Paper BI-TuP10
Performance and Properties of Poly(N-isopropylacrylamide) Based Switchable Coatings

Tuesday, October 16, 2007, 6:00 pm, Room 4C

Surface modification of biomedical and biotechnological devices using thin polymeric coatings is a popular method employed to alter the interactions of synthetic materials with biomolecules and cells from surrounding biological media and environments. Advancements in this field have been made largely from an interdisciplinary approach combining surface modification and polymer science with biomaterials science and biological studies. Recent research into stimuli-responsive or switchable materials has focused on means to control protein-material and cell-material interactions with respect to directing the spatial location, temporal location and biological function of biomolecules. Controlling the interfacial interactions of biological components is of interest for a wide range of biomedical/biotechnological applications including microarrays, biosensors, drug delivery, cell sheet engineering and ‘lab on a chip’ devices. As part of ongoing research we report our findings on the grafting and properties of stimuli-responsive coatings incorporating poly(N-isopropylacrylamide) (pNIPAM). Thin films of pNIPAM were prepared via ‘grafting to’ and ‘grafting from’ techniques and investigated at temperatures above and below the lower critical solution temperature (LCST) of approximately 32 °C. Switching of coatings between hydrated and collapsed states below and above the LCST was investigated with respect to the degree of change in phase transition and the ability to induce protein adsorption. Surface analysis was carried out using X-ray photoelectron spectroscopy (XPS), atomic force microscopy (AFM), and time of flight secondary ion mass spectrometry (ToF SIMS). Adsorption of model proteins, lysozyme and bovine serum albumin were investigated using a quartz crystal microbalance (QCM), optical waveguide lightmode spectroscopy (OWLS), TOF SIMS, and AFM. Results from switching and protein adsorption experiments show the transformation of pNIPAM coatings between low fouling (protein resistant) and fouling (protein adsorbent) states. Colloid probe force analysis of pNIPAM coatings reveal considerable changes in protein-pNIPAM interactions at different temperatures. The present study is expected to assist the development of switchable coatings for biomedical and biotechnological applications.

### EXERCISE DATA
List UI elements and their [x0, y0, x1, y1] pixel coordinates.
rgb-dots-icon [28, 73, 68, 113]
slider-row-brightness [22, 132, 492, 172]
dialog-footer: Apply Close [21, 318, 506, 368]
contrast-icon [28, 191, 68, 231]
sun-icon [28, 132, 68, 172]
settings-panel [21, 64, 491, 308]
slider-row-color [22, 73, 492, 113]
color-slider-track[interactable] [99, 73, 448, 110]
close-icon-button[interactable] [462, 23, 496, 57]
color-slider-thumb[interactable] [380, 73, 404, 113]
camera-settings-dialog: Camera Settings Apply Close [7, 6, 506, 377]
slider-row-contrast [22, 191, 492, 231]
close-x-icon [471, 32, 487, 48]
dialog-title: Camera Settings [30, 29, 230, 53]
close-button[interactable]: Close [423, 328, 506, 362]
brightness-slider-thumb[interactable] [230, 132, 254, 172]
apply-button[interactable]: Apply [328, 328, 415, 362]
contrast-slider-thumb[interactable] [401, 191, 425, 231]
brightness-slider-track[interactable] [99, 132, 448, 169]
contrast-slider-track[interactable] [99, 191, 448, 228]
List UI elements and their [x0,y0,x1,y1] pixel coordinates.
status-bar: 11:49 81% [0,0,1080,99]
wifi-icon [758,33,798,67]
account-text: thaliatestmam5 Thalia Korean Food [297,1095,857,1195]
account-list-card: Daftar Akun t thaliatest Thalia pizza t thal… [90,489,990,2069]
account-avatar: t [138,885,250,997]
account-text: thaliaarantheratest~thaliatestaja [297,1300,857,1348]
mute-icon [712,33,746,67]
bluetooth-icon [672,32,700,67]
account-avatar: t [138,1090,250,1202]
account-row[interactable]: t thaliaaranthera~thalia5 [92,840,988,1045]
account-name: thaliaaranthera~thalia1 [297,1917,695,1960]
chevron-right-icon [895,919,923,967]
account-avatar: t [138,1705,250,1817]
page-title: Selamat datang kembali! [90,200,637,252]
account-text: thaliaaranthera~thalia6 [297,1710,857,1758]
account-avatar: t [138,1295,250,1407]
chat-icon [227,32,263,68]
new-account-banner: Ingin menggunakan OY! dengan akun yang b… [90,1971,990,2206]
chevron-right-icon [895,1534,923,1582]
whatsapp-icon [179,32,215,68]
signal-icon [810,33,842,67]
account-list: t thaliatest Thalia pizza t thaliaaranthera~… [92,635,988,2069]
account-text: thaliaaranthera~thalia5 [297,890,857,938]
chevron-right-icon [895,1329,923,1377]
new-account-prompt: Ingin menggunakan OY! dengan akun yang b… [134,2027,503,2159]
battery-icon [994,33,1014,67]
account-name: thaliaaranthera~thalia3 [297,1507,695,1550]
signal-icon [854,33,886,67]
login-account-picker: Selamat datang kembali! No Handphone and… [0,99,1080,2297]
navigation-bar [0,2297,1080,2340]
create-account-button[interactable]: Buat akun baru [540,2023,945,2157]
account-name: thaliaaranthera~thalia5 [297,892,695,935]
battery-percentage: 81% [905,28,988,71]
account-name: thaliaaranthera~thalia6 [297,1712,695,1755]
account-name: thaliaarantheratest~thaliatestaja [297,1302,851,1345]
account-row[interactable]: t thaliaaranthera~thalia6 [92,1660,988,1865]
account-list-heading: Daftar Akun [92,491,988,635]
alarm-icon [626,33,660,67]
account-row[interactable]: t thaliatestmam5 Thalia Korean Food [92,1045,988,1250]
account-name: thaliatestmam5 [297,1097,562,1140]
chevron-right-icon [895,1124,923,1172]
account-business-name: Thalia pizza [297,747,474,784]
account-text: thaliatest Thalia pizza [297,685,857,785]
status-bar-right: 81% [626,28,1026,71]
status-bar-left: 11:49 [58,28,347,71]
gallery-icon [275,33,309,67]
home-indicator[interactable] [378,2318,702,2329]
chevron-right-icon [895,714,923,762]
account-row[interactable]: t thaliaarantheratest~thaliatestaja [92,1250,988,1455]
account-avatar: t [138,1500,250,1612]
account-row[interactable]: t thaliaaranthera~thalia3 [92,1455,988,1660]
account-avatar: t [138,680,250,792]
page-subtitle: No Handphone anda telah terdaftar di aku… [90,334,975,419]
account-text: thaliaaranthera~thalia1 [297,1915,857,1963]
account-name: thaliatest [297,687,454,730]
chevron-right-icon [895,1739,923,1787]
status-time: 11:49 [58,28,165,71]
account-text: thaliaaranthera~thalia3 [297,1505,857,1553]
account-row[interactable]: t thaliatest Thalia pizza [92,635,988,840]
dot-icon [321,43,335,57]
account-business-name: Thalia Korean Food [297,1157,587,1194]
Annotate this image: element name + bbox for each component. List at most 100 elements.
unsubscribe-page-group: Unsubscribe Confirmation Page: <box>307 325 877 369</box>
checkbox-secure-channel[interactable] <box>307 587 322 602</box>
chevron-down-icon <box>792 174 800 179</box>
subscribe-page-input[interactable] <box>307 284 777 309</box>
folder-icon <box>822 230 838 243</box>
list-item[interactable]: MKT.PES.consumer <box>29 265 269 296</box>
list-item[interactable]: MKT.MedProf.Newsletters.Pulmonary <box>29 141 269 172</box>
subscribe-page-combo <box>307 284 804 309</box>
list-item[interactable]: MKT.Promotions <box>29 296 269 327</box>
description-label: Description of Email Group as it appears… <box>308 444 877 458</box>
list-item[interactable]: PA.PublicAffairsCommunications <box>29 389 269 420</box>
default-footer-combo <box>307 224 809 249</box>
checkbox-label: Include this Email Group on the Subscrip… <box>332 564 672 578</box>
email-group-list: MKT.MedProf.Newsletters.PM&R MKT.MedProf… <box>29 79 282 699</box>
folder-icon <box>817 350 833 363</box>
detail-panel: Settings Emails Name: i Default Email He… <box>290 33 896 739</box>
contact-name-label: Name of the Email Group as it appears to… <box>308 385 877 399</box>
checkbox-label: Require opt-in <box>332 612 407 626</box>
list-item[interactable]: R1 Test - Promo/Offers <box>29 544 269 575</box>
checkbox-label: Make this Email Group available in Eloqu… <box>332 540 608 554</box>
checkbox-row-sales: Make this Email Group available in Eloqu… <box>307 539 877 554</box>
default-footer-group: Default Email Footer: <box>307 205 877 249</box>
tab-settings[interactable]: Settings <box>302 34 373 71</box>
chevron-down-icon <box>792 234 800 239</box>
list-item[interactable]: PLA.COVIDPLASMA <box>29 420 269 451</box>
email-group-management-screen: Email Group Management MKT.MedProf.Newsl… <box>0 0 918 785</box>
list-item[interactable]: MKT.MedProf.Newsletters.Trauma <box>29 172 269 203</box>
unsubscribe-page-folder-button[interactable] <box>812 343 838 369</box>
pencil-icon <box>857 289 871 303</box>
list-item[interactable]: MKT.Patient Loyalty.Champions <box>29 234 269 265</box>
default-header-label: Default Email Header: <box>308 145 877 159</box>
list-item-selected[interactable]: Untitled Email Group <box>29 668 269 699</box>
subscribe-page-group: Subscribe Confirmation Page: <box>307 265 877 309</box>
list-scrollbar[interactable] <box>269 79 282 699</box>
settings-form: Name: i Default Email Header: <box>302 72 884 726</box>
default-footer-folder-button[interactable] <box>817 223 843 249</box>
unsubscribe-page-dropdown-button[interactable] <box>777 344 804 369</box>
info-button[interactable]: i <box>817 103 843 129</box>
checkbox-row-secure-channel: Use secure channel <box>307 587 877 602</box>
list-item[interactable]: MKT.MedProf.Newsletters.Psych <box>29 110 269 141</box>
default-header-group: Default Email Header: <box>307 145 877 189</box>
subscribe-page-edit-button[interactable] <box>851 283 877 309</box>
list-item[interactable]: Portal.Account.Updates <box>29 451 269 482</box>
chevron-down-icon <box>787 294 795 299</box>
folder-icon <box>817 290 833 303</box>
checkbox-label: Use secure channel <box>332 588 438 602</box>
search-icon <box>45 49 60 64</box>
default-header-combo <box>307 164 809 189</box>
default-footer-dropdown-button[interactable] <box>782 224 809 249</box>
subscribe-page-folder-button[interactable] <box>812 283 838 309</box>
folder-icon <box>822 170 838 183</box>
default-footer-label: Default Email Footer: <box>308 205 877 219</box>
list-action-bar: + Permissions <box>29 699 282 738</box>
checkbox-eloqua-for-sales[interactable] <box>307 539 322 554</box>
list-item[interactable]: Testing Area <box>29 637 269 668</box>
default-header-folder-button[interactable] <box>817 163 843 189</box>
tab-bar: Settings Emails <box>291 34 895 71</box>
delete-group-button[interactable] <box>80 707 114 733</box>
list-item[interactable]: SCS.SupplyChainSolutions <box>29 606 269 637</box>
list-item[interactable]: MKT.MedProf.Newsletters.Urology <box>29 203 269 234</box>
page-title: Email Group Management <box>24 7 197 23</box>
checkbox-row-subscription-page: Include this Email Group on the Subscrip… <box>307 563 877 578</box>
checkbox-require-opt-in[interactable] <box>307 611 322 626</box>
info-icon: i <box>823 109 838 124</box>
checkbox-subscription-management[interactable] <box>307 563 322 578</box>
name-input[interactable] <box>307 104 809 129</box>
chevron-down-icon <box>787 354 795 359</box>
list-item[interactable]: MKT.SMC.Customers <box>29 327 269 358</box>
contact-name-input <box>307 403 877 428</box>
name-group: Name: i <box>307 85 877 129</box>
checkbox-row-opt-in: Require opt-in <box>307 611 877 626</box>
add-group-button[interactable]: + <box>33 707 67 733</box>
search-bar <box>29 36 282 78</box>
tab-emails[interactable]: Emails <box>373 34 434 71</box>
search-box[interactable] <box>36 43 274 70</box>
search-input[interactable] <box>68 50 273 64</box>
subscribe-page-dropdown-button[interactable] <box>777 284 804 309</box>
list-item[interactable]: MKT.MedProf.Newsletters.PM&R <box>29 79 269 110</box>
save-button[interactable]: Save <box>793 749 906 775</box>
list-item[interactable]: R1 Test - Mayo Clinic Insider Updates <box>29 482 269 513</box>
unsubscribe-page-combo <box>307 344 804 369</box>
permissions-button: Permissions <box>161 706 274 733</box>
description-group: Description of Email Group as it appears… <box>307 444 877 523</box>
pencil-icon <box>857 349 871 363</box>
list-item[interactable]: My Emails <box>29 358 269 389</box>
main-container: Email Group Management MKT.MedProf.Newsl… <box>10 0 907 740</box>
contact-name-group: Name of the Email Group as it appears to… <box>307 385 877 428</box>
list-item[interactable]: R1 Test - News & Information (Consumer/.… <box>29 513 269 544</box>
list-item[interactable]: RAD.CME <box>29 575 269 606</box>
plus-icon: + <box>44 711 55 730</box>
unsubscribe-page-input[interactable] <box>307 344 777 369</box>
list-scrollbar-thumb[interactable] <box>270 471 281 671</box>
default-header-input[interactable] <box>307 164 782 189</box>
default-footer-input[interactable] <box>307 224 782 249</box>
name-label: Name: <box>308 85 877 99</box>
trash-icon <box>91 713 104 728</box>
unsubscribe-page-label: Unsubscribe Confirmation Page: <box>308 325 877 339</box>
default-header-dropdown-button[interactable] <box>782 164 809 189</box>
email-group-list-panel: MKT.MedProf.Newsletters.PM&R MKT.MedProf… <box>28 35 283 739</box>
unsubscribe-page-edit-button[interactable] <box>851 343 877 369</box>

### ABOUT THIS EXERCISE
What approximate lower critical solution temperature does the abstract on switchable pNIPAM coatings give?

### RESPONSE AREA
Approximately 32 °C.